■ **AIM**:
Exactly repeat the material, dropping every picture from the copy.

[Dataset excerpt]
# # #

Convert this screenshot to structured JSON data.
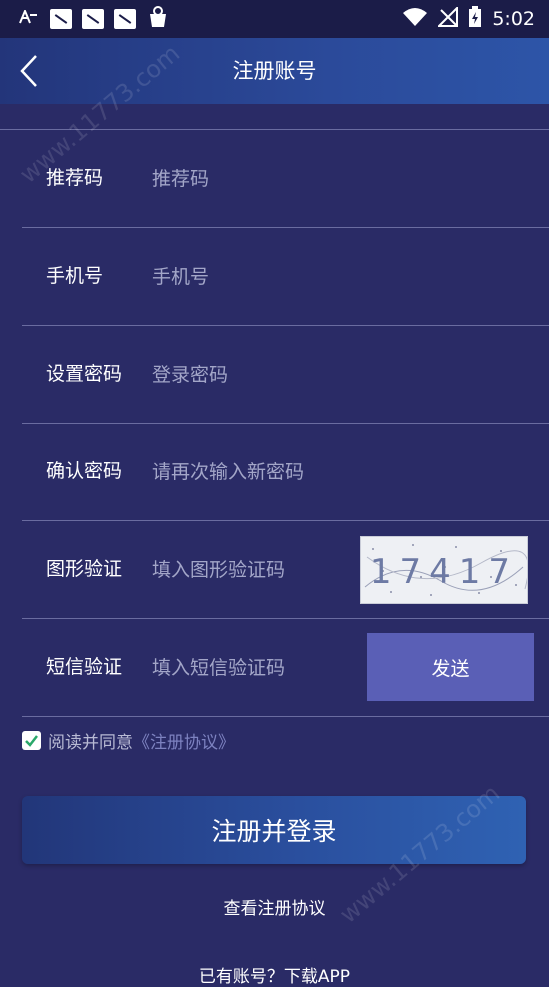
{
  "status_bar": {
    "time": "5:02",
    "icons": [
      "a-icon",
      "image-icon",
      "image-icon",
      "image-icon",
      "bag-icon",
      "wifi-icon",
      "signal-off-icon",
      "battery-charging-icon"
    ]
  },
  "header": {
    "title": "注册账号",
    "back_icon": "chevron-left-icon"
  },
  "form": {
    "referral": {
      "label": "推荐码",
      "placeholder": "推荐码"
    },
    "phone": {
      "label": "手机号",
      "placeholder": "手机号"
    },
    "password": {
      "label": "设置密码",
      "placeholder": "登录密码"
    },
    "confirm": {
      "label": "确认密码",
      "placeholder": "请再次输入新密码"
    },
    "captcha": {
      "label": "图形验证",
      "placeholder": "填入图形验证码",
      "image_text": "17417"
    },
    "sms": {
      "label": "短信验证",
      "placeholder": "填入短信验证码",
      "send_label": "发送"
    }
  },
  "agreement": {
    "checked": true,
    "text": "阅读并同意",
    "link": "《注册协议》"
  },
  "register_button": "注册并登录",
  "view_agreement": "查看注册协议",
  "bottom_link": "已有账号？下载APP",
  "watermark": "www.11773.com",
  "colors": {
    "background": "#2a2b66",
    "send_button": "#5a5fb6",
    "divider": "#6a6ca0"
  }
}
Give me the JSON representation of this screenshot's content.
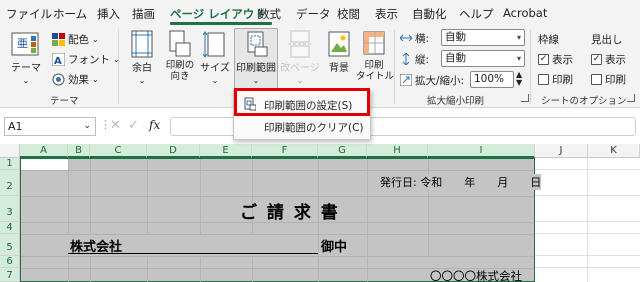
{
  "menu": {
    "tabs": [
      "ファイル",
      "ホーム",
      "挿入",
      "描画",
      "ページ レイアウト",
      "数式",
      "データ",
      "校閲",
      "表示",
      "自動化",
      "ヘルプ",
      "Acrobat"
    ],
    "active_index": 4
  },
  "ribbon": {
    "theme": {
      "theme_btn": "テーマ",
      "colors": "配色",
      "fonts": "フォント",
      "effects": "効果",
      "group_label": "テーマ"
    },
    "page_setup": {
      "margins": "余白",
      "orientation": "印刷の\n向き",
      "size": "サイズ",
      "print_area": "印刷範囲",
      "breaks": "改ページ",
      "background": "背景",
      "print_titles": "印刷\nタイトル"
    },
    "scale": {
      "width_label": "横:",
      "width_value": "自動",
      "height_label": "縦:",
      "height_value": "自動",
      "scale_label": "拡大/縮小:",
      "scale_value": "100%",
      "group_label": "拡大縮小印刷"
    },
    "sheet_options": {
      "gridlines": "枠線",
      "headings": "見出し",
      "view": "表示",
      "print": "印刷",
      "group_label": "シートのオプション"
    }
  },
  "dropdown": {
    "set_print_area": "印刷範囲の設定(S)",
    "clear_print_area": "印刷範囲のクリア(C)"
  },
  "formula_bar": {
    "name_box": "A1",
    "fx": "fx"
  },
  "columns": [
    "A",
    "B",
    "C",
    "D",
    "E",
    "F",
    "G",
    "H",
    "I",
    "J",
    "K"
  ],
  "rows": [
    "1",
    "2",
    "3",
    "4",
    "5",
    "6",
    "7"
  ],
  "sheet": {
    "issue_date": "発行日: 令和　　年　　月　　日",
    "title": "ご 請 求 書",
    "company": "株式会社",
    "onchu": "御中",
    "issuer": "〇〇〇〇株式会社"
  },
  "colors": {
    "accent": "#1e7145",
    "highlight_box": "#e00000",
    "selection": "#c4c4c4"
  }
}
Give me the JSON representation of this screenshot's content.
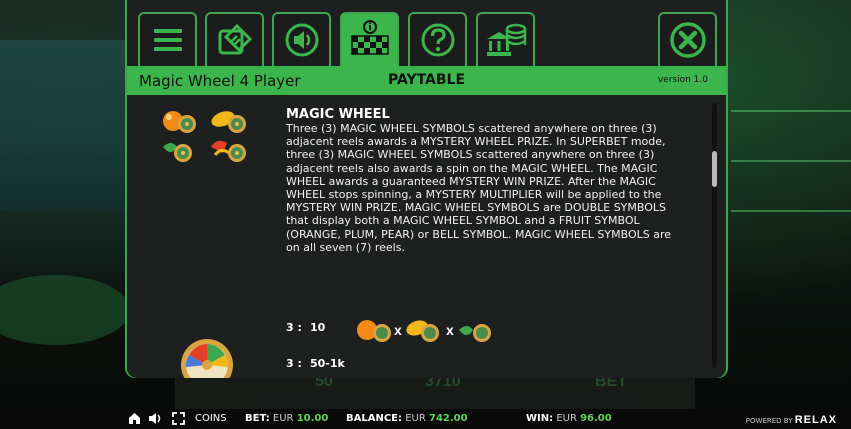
{
  "header": {
    "game_name": "Magic Wheel 4 Player",
    "section_title": "PAYTABLE",
    "version": "version 1.0"
  },
  "tabs": [
    {
      "icon": "menu-icon"
    },
    {
      "icon": "bet-settings-icon"
    },
    {
      "icon": "sound-icon"
    },
    {
      "icon": "paytable-icon",
      "active": true
    },
    {
      "icon": "help-icon"
    },
    {
      "icon": "bank-icon"
    },
    {
      "icon": "close-icon"
    }
  ],
  "symbol": {
    "title": "MAGIC WHEEL",
    "description": "Three (3) MAGIC WHEEL SYMBOLS scattered anywhere on three (3) adjacent reels awards a MYSTERY WHEEL PRIZE. In SUPERBET mode, three (3) MAGIC WHEEL SYMBOLS scattered anywhere on three (3) adjacent reels also awards a spin on the MAGIC WHEEL. The MAGIC WHEEL awards a guaranteed MYSTERY WIN PRIZE. After the MAGIC WHEEL stops spinning, a MYSTERY MULTIPLIER will be applied to the MYSTERY WIN PRIZE. MAGIC WHEEL SYMBOLS are DOUBLE SYMBOLS that display both a MAGIC WHEEL SYMBOL and a FRUIT SYMBOL (ORANGE, PLUM, PEAR) or BELL SYMBOL. MAGIC WHEEL SYMBOLS are on all seven (7) reels.",
    "pays": [
      {
        "count": "3 :",
        "value": "10"
      },
      {
        "count": "3 :",
        "value": "50-1k"
      }
    ],
    "combo_separator": "x"
  },
  "background_console": {
    "bet_value": "50",
    "total_value": "3710",
    "bet_button": "BET"
  },
  "bottom_bar": {
    "coins_label": "COINS",
    "bet_label": "BET:",
    "bet_currency": "EUR",
    "bet_value": "10.00",
    "balance_label": "BALANCE:",
    "balance_currency": "EUR",
    "balance_value": "742.00",
    "win_label": "WIN:",
    "win_currency": "EUR",
    "win_value": "96.00",
    "powered_by": "POWERED BY",
    "brand": "RELAX"
  },
  "colors": {
    "accent": "#3cb64c",
    "panel": "#1e1f1f",
    "value_green": "#5fd45a"
  }
}
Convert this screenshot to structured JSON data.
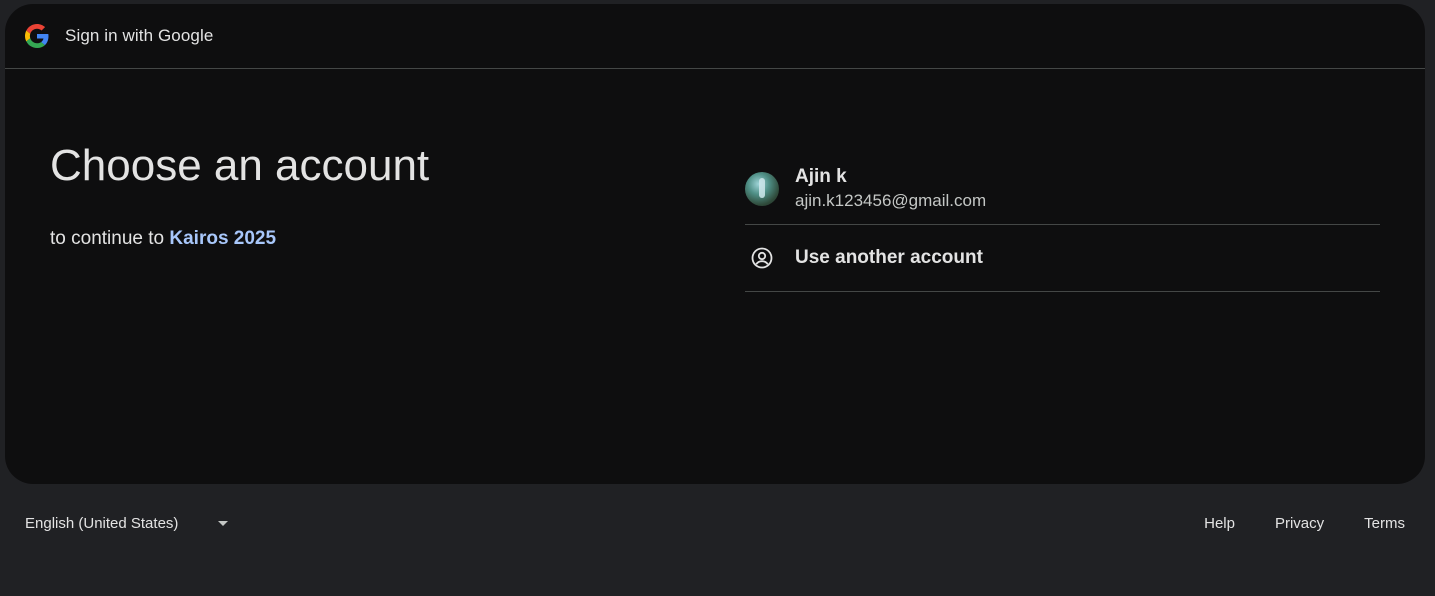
{
  "header": {
    "title": "Sign in with Google"
  },
  "main": {
    "headline": "Choose an account",
    "continue_prefix": "to continue to",
    "app_name": "Kairos 2025"
  },
  "accounts": [
    {
      "name": "Ajin k",
      "email": "ajin.k123456@gmail.com"
    }
  ],
  "another_account_label": "Use another account",
  "footer": {
    "language": "English (United States)",
    "links": [
      "Help",
      "Privacy",
      "Terms"
    ]
  },
  "colors": {
    "link_accent": "#a8c7fa",
    "card_bg": "#0e0e0f",
    "page_bg": "#202124"
  },
  "icons": {
    "logo": "google-g-icon",
    "another_account": "account-circle-icon",
    "language_dropdown": "caret-down-icon"
  }
}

# # #

■ **WRITTEN ANSWER**:
Convert this screenshot to structured JSON data.
{
  "status_bar": {
    "time": "5:02",
    "icons": [
      "a-icon",
      "image-icon",
      "image-icon",
      "image-icon",
      "bag-icon",
      "wifi-icon",
      "signal-off-icon",
      "battery-charging-icon"
    ]
  },
  "header": {
    "title": "注册账号",
    "back_icon": "chevron-left-icon"
  },
  "form": {
    "referral": {
      "label": "推荐码",
      "placeholder": "推荐码"
    },
    "phone": {
      "label": "手机号",
      "placeholder": "手机号"
    },
    "password": {
      "label": "设置密码",
      "placeholder": "登录密码"
    },
    "confirm": {
      "label": "确认密码",
      "placeholder": "请再次输入新密码"
    },
    "captcha": {
      "label": "图形验证",
      "placeholder": "填入图形验证码",
      "image_text": "17417"
    },
    "sms": {
      "label": "短信验证",
      "placeholder": "填入短信验证码",
      "send_label": "发送"
    }
  },
  "agreement": {
    "checked": true,
    "text": "阅读并同意",
    "link": "《注册协议》"
  },
  "register_button": "注册并登录",
  "view_agreement": "查看注册协议",
  "bottom_link": "已有账号？下载APP",
  "watermark": "www.11773.com",
  "colors": {
    "background": "#2a2b66",
    "send_button": "#5a5fb6",
    "divider": "#6a6ca0"
  }
}
Give me the JSON representation of this screenshot's content.
{
  "menu": {
    "tabs": [
      "ファイル",
      "ホーム",
      "挿入",
      "描画",
      "ページ レイアウト",
      "数式",
      "データ",
      "校閲",
      "表示",
      "自動化",
      "ヘルプ",
      "Acrobat"
    ],
    "active_index": 4
  },
  "ribbon": {
    "theme": {
      "theme_btn": "テーマ",
      "colors": "配色",
      "fonts": "フォント",
      "effects": "効果",
      "group_label": "テーマ"
    },
    "page_setup": {
      "margins": "余白",
      "orientation": "印刷の\n向き",
      "size": "サイズ",
      "print_area": "印刷範囲",
      "breaks": "改ページ",
      "background": "背景",
      "print_titles": "印刷\nタイトル"
    },
    "scale": {
      "width_label": "横:",
      "width_value": "自動",
      "height_label": "縦:",
      "height_value": "自動",
      "scale_label": "拡大/縮小:",
      "scale_value": "100%",
      "group_label": "拡大縮小印刷"
    },
    "sheet_options": {
      "gridlines": "枠線",
      "headings": "見出し",
      "view": "表示",
      "print": "印刷",
      "group_label": "シートのオプション"
    }
  },
  "dropdown": {
    "set_print_area": "印刷範囲の設定(S)",
    "clear_print_area": "印刷範囲のクリア(C)"
  },
  "formula_bar": {
    "name_box": "A1",
    "fx": "fx"
  },
  "columns": [
    "A",
    "B",
    "C",
    "D",
    "E",
    "F",
    "G",
    "H",
    "I",
    "J",
    "K"
  ],
  "rows": [
    "1",
    "2",
    "3",
    "4",
    "5",
    "6",
    "7"
  ],
  "sheet": {
    "issue_date": "発行日: 令和　　年　　月　　日",
    "title": "ご 請 求 書",
    "company": "株式会社",
    "onchu": "御中",
    "issuer": "〇〇〇〇株式会社"
  },
  "colors": {
    "accent": "#1e7145",
    "highlight_box": "#e00000",
    "selection": "#c4c4c4"
  }
}
Give me the JSON representation of this screenshot's content.
{
  "header": {
    "game_name": "Magic Wheel 4 Player",
    "section_title": "PAYTABLE",
    "version": "version 1.0"
  },
  "tabs": [
    {
      "icon": "menu-icon"
    },
    {
      "icon": "bet-settings-icon"
    },
    {
      "icon": "sound-icon"
    },
    {
      "icon": "paytable-icon",
      "active": true
    },
    {
      "icon": "help-icon"
    },
    {
      "icon": "bank-icon"
    },
    {
      "icon": "close-icon"
    }
  ],
  "symbol": {
    "title": "MAGIC WHEEL",
    "description": "Three (3) MAGIC WHEEL SYMBOLS scattered anywhere on three (3) adjacent reels awards a MYSTERY WHEEL PRIZE. In SUPERBET mode, three (3) MAGIC WHEEL SYMBOLS scattered anywhere on three (3) adjacent reels also awards a spin on the MAGIC WHEEL. The MAGIC WHEEL awards a guaranteed MYSTERY WIN PRIZE. After the MAGIC WHEEL stops spinning, a MYSTERY MULTIPLIER will be applied to the MYSTERY WIN PRIZE. MAGIC WHEEL SYMBOLS are DOUBLE SYMBOLS that display both a MAGIC WHEEL SYMBOL and a FRUIT SYMBOL (ORANGE, PLUM, PEAR) or BELL SYMBOL. MAGIC WHEEL SYMBOLS are on all seven (7) reels.",
    "pays": [
      {
        "count": "3 :",
        "value": "10"
      },
      {
        "count": "3 :",
        "value": "50-1k"
      }
    ],
    "combo_separator": "x"
  },
  "background_console": {
    "bet_value": "50",
    "total_value": "3710",
    "bet_button": "BET"
  },
  "bottom_bar": {
    "coins_label": "COINS",
    "bet_label": "BET:",
    "bet_currency": "EUR",
    "bet_value": "10.00",
    "balance_label": "BALANCE:",
    "balance_currency": "EUR",
    "balance_value": "742.00",
    "win_label": "WIN:",
    "win_currency": "EUR",
    "win_value": "96.00",
    "powered_by": "POWERED BY",
    "brand": "RELAX"
  },
  "colors": {
    "accent": "#3cb64c",
    "panel": "#1e1f1f",
    "value_green": "#5fd45a"
  }
}
Convert this screenshot to structured JSON data.
{
  "header": {
    "title": "Sign in with Google"
  },
  "main": {
    "headline": "Choose an account",
    "continue_prefix": "to continue to",
    "app_name": "Kairos 2025"
  },
  "accounts": [
    {
      "name": "Ajin k",
      "email": "ajin.k123456@gmail.com"
    }
  ],
  "another_account_label": "Use another account",
  "footer": {
    "language": "English (United States)",
    "links": [
      "Help",
      "Privacy",
      "Terms"
    ]
  },
  "colors": {
    "link_accent": "#a8c7fa",
    "card_bg": "#0e0e0f",
    "page_bg": "#202124"
  },
  "icons": {
    "logo": "google-g-icon",
    "another_account": "account-circle-icon",
    "language_dropdown": "caret-down-icon"
  }
}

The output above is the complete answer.